DESCRIPTION OF THE TASK: Give as a JSON list of strings the lines starting at the beginning of the entries and ending at the line containing "x axis ticks [583, 523, 892, 537]", with one string per line and blank lines omitted.

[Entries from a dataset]
[Start]
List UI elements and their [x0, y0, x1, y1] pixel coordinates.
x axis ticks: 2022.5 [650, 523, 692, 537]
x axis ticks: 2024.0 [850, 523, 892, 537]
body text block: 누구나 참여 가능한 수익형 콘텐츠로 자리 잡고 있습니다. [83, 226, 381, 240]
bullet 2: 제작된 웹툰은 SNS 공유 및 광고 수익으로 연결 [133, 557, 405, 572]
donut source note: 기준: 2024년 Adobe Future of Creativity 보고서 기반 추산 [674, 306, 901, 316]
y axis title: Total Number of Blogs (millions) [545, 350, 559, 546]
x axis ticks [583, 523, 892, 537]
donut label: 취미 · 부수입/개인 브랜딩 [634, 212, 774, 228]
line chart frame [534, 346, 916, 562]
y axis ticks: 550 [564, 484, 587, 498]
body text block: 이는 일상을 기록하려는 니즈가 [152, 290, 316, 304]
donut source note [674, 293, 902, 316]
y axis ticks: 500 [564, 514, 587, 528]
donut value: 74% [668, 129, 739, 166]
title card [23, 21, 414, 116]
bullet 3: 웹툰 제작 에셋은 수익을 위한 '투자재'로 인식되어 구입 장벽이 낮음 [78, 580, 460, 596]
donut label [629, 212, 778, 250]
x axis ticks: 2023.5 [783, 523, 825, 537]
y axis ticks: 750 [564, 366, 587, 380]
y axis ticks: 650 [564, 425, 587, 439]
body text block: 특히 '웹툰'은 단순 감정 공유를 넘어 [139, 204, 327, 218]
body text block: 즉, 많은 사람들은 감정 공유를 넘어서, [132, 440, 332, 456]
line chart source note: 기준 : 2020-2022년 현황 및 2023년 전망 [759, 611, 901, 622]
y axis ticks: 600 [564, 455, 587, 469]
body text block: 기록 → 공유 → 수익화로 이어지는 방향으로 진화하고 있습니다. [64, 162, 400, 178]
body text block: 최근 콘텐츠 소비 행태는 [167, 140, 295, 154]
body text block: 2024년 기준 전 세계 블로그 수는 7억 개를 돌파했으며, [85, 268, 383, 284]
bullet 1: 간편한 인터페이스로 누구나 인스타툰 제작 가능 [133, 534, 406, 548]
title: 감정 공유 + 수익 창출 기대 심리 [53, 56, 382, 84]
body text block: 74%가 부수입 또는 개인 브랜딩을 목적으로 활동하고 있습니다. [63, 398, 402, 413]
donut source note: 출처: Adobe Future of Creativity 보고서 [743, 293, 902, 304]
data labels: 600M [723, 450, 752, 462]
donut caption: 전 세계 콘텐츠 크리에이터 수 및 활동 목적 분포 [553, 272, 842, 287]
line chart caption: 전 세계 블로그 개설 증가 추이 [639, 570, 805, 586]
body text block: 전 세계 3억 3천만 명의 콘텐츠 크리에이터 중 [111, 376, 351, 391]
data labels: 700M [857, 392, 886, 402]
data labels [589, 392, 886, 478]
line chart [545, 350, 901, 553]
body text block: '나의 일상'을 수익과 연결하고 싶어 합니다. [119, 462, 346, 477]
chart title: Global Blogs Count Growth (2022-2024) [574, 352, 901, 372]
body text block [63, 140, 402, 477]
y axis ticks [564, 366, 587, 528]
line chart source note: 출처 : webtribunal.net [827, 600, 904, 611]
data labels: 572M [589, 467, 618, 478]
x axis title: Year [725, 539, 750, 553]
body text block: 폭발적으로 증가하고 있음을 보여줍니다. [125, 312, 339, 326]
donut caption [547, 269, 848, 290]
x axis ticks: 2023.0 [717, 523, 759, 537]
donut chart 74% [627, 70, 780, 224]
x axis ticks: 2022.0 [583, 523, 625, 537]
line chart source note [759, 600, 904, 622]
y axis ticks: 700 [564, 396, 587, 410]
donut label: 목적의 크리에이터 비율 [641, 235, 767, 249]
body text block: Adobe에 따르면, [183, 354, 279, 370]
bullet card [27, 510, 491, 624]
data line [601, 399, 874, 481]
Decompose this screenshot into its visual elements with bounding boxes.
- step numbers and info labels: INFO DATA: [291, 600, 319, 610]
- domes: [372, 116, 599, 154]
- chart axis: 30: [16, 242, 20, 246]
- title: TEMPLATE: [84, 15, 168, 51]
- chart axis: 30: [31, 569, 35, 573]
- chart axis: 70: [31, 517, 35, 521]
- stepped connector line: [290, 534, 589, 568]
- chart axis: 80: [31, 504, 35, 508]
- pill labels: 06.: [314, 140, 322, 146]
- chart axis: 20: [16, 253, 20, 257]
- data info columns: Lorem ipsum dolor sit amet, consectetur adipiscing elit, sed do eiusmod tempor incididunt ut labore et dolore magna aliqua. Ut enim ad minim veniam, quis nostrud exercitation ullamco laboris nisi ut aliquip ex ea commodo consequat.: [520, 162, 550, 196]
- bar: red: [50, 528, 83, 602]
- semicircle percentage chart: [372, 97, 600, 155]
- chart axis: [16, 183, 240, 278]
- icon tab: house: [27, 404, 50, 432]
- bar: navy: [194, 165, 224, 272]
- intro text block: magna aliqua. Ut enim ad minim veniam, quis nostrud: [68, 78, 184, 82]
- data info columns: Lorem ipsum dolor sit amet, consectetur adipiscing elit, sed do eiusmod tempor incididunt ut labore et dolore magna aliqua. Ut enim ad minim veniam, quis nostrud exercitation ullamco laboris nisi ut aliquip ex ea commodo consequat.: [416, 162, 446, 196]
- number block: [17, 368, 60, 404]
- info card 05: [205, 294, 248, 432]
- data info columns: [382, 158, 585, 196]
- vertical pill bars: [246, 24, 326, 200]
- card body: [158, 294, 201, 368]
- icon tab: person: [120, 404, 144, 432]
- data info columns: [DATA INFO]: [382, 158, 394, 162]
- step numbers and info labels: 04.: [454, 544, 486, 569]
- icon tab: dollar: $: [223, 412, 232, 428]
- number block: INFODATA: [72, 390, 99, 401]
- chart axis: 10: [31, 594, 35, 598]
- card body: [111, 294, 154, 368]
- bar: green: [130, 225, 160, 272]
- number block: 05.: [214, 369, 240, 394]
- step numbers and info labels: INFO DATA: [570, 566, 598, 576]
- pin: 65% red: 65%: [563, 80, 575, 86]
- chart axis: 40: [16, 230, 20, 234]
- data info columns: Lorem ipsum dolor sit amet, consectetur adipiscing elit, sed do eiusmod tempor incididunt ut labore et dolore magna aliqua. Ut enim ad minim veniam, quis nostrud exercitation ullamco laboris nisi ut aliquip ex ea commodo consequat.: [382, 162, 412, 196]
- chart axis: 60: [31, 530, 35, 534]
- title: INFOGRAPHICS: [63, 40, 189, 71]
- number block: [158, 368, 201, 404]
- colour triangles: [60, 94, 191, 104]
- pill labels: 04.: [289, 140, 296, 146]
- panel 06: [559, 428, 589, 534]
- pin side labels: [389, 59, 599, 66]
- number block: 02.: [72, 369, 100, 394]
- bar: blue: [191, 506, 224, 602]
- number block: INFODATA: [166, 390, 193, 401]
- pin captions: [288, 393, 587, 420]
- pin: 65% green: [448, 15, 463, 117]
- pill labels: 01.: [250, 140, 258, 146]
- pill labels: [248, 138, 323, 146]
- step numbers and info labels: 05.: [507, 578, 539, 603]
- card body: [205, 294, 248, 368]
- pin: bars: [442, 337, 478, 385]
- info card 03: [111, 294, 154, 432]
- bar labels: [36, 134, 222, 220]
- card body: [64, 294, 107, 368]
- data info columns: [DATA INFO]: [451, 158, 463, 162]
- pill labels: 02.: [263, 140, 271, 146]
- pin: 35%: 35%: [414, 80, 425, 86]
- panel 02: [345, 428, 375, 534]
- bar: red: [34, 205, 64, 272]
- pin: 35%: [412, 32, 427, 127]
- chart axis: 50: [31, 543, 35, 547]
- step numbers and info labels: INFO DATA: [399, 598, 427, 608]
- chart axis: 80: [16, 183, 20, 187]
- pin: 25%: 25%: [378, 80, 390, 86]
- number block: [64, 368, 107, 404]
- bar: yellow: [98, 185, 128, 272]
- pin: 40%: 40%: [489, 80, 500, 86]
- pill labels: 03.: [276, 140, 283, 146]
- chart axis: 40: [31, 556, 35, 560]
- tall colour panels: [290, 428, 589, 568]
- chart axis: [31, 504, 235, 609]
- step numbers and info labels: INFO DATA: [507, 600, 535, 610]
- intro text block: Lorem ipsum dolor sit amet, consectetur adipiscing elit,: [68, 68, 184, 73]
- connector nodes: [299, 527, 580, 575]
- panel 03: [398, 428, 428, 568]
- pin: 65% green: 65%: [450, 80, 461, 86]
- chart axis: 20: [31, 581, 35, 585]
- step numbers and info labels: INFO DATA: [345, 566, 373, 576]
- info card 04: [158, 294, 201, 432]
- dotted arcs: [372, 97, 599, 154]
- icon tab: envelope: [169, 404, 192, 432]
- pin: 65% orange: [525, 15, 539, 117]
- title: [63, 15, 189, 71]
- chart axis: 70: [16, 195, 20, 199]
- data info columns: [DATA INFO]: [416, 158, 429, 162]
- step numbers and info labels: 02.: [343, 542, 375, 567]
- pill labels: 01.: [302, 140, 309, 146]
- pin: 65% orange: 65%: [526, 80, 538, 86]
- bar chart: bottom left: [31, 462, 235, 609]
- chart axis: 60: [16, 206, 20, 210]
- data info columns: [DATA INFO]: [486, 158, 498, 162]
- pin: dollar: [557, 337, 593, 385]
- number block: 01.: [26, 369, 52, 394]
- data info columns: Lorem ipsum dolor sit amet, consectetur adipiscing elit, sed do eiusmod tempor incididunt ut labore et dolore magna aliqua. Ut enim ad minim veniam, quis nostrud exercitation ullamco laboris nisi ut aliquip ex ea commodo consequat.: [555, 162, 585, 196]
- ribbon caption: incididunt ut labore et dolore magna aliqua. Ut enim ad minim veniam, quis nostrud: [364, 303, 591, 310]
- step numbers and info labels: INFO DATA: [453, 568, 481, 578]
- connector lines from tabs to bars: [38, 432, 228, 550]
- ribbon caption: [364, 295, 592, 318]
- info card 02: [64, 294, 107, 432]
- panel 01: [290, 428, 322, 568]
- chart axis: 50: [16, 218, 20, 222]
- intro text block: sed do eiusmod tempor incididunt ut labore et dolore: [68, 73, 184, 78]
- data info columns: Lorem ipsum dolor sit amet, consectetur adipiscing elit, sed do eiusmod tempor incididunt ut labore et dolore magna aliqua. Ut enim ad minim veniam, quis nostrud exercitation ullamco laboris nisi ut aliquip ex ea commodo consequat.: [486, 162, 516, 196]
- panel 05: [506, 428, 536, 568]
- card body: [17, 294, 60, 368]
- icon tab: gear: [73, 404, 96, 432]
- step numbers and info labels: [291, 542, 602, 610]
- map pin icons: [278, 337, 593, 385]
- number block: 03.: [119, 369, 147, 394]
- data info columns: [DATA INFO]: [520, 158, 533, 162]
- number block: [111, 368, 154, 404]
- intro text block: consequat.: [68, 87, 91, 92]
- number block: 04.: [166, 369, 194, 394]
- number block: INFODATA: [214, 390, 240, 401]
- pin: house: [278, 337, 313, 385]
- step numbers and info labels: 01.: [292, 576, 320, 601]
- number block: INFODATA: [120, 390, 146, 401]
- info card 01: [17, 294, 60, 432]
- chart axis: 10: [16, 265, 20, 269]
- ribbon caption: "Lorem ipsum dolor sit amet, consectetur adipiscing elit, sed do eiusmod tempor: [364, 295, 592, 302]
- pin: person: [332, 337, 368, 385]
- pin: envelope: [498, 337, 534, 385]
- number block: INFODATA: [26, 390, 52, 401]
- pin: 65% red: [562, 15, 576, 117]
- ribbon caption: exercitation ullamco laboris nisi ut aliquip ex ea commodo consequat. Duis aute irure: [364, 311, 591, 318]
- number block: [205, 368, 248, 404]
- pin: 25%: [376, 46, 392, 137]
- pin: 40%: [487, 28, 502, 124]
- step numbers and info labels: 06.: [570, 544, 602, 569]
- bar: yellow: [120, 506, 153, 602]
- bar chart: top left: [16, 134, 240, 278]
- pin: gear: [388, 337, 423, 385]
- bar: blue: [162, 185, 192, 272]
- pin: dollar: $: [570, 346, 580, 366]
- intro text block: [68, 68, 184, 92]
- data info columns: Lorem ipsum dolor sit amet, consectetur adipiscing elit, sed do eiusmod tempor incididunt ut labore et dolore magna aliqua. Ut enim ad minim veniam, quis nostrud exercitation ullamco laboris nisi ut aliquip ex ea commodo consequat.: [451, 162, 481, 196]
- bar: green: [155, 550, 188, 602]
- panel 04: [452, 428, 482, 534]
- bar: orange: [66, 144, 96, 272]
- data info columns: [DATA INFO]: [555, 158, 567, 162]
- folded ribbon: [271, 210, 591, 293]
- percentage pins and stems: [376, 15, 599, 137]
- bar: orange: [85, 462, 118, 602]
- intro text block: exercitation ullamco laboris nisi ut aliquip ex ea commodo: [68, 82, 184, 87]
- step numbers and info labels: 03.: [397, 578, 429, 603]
[End]
WRITTEN ANSWER:
[
  "List UI elements and their [x0, y0, x1, y1] pixel coordinates.",
  "x axis ticks: 2022.5 [650, 523, 692, 537]",
  "x axis ticks: 2024.0 [850, 523, 892, 537]",
  "body text block: 누구나 참여 가능한 수익형 콘텐츠로 자리 잡고 있습니다. [83, 226, 381, 240]",
  "bullet 2: 제작된 웹툰은 SNS 공유 및 광고 수익으로 연결 [133, 557, 405, 572]",
  "donut source note: 기준: 2024년 Adobe Future of Creativity 보고서 기반 추산 [674, 306, 901, 316]",
  "y axis title: Total Number of Blogs (millions) [545, 350, 559, 546]",
  "x axis ticks [583, 523, 892, 537]"
]